## start Input

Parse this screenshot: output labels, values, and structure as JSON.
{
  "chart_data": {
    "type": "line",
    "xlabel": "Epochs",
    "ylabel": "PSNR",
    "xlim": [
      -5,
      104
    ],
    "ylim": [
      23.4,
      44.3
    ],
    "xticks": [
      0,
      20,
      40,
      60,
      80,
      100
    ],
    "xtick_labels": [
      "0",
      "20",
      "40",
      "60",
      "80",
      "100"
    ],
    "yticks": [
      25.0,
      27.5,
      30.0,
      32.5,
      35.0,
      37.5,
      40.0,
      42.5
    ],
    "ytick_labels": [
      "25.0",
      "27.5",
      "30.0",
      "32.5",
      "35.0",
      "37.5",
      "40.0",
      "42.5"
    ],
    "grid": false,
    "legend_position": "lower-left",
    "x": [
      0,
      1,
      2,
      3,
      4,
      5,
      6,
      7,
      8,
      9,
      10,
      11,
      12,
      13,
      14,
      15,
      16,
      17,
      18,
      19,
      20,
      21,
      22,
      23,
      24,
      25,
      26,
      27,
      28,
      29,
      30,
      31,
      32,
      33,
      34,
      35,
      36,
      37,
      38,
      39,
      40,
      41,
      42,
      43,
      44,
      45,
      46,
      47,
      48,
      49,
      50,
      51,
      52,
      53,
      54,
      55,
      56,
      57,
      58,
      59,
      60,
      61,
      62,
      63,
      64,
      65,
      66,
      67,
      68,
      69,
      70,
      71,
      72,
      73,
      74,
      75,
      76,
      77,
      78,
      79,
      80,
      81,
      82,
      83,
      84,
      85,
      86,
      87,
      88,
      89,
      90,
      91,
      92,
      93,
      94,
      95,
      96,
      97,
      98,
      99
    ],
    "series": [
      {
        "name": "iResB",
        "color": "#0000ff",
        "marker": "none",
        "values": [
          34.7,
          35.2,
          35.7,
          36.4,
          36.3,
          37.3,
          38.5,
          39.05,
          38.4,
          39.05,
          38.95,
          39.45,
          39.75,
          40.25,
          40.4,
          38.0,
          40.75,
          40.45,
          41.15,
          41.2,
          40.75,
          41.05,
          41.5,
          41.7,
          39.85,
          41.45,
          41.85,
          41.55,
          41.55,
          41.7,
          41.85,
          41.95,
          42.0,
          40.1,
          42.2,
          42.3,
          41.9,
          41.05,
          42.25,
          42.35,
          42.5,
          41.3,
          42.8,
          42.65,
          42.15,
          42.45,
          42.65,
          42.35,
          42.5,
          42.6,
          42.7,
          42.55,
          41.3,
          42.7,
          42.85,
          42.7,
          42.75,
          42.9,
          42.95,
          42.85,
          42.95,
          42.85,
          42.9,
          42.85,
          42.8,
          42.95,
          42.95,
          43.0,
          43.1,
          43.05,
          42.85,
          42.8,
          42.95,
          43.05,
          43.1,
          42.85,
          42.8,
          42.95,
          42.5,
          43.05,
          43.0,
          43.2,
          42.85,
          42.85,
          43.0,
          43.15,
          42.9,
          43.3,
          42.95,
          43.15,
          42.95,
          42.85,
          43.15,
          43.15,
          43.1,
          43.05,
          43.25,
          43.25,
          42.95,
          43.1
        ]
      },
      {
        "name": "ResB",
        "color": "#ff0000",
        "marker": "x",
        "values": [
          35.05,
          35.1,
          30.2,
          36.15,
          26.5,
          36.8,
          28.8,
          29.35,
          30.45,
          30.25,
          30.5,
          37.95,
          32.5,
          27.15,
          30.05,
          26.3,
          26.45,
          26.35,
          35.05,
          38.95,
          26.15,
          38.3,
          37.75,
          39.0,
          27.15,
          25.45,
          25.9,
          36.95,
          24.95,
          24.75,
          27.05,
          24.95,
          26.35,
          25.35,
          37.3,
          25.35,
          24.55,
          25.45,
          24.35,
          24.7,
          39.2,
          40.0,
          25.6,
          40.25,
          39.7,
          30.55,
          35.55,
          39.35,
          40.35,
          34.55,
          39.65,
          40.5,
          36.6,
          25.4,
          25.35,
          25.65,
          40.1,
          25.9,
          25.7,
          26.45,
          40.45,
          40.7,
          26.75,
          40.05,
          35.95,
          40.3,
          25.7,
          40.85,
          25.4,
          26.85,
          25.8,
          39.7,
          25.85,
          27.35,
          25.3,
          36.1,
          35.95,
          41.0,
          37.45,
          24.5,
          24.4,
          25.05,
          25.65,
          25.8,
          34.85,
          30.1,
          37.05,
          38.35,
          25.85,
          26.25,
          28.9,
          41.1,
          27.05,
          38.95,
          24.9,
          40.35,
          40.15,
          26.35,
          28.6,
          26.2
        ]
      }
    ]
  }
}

## end Input

Exercise objective
Repeat each entry word for word.

Full response
Parse this screenshot: output labels, values, and structure as JSON.
{
  "chart_data": {
    "type": "line",
    "xlabel": "Epochs",
    "ylabel": "PSNR",
    "xlim": [
      -5,
      104
    ],
    "ylim": [
      23.4,
      44.3
    ],
    "xticks": [
      0,
      20,
      40,
      60,
      80,
      100
    ],
    "xtick_labels": [
      "0",
      "20",
      "40",
      "60",
      "80",
      "100"
    ],
    "yticks": [
      25.0,
      27.5,
      30.0,
      32.5,
      35.0,
      37.5,
      40.0,
      42.5
    ],
    "ytick_labels": [
      "25.0",
      "27.5",
      "30.0",
      "32.5",
      "35.0",
      "37.5",
      "40.0",
      "42.5"
    ],
    "grid": false,
    "legend_position": "lower-left",
    "x": [
      0,
      1,
      2,
      3,
      4,
      5,
      6,
      7,
      8,
      9,
      10,
      11,
      12,
      13,
      14,
      15,
      16,
      17,
      18,
      19,
      20,
      21,
      22,
      23,
      24,
      25,
      26,
      27,
      28,
      29,
      30,
      31,
      32,
      33,
      34,
      35,
      36,
      37,
      38,
      39,
      40,
      41,
      42,
      43,
      44,
      45,
      46,
      47,
      48,
      49,
      50,
      51,
      52,
      53,
      54,
      55,
      56,
      57,
      58,
      59,
      60,
      61,
      62,
      63,
      64,
      65,
      66,
      67,
      68,
      69,
      70,
      71,
      72,
      73,
      74,
      75,
      76,
      77,
      78,
      79,
      80,
      81,
      82,
      83,
      84,
      85,
      86,
      87,
      88,
      89,
      90,
      91,
      92,
      93,
      94,
      95,
      96,
      97,
      98,
      99
    ],
    "series": [
      {
        "name": "iResB",
        "color": "#0000ff",
        "marker": "none",
        "values": [
          34.7,
          35.2,
          35.7,
          36.4,
          36.3,
          37.3,
          38.5,
          39.05,
          38.4,
          39.05,
          38.95,
          39.45,
          39.75,
          40.25,
          40.4,
          38.0,
          40.75,
          40.45,
          41.15,
          41.2,
          40.75,
          41.05,
          41.5,
          41.7,
          39.85,
          41.45,
          41.85,
          41.55,
          41.55,
          41.7,
          41.85,
          41.95,
          42.0,
          40.1,
          42.2,
          42.3,
          41.9,
          41.05,
          42.25,
          42.35,
          42.5,
          41.3,
          42.8,
          42.65,
          42.15,
          42.45,
          42.65,
          42.35,
          42.5,
          42.6,
          42.7,
          42.55,
          41.3,
          42.7,
          42.85,
          42.7,
          42.75,
          42.9,
          42.95,
          42.85,
          42.95,
          42.85,
          42.9,
          42.85,
          42.8,
          42.95,
          42.95,
          43.0,
          43.1,
          43.05,
          42.85,
          42.8,
          42.95,
          43.05,
          43.1,
          42.85,
          42.8,
          42.95,
          42.5,
          43.05,
          43.0,
          43.2,
          42.85,
          42.85,
          43.0,
          43.15,
          42.9,
          43.3,
          42.95,
          43.15,
          42.95,
          42.85,
          43.15,
          43.15,
          43.1,
          43.05,
          43.25,
          43.25,
          42.95,
          43.1
        ]
      },
      {
        "name": "ResB",
        "color": "#ff0000",
        "marker": "x",
        "values": [
          35.05,
          35.1,
          30.2,
          36.15,
          26.5,
          36.8,
          28.8,
          29.35,
          30.45,
          30.25,
          30.5,
          37.95,
          32.5,
          27.15,
          30.05,
          26.3,
          26.45,
          26.35,
          35.05,
          38.95,
          26.15,
          38.3,
          37.75,
          39.0,
          27.15,
          25.45,
          25.9,
          36.95,
          24.95,
          24.75,
          27.05,
          24.95,
          26.35,
          25.35,
          37.3,
          25.35,
          24.55,
          25.45,
          24.35,
          24.7,
          39.2,
          40.0,
          25.6,
          40.25,
          39.7,
          30.55,
          35.55,
          39.35,
          40.35,
          34.55,
          39.65,
          40.5,
          36.6,
          25.4,
          25.35,
          25.65,
          40.1,
          25.9,
          25.7,
          26.45,
          40.45,
          40.7,
          26.75,
          40.05,
          35.95,
          40.3,
          25.7,
          40.85,
          25.4,
          26.85,
          25.8,
          39.7,
          25.85,
          27.35,
          25.3,
          36.1,
          35.95,
          41.0,
          37.45,
          24.5,
          24.4,
          25.05,
          25.65,
          25.8,
          34.85,
          30.1,
          37.05,
          38.35,
          25.85,
          26.25,
          28.9,
          41.1,
          27.05,
          38.95,
          24.9,
          40.35,
          40.15,
          26.35,
          28.6,
          26.2
        ]
      }
    ]
  }
}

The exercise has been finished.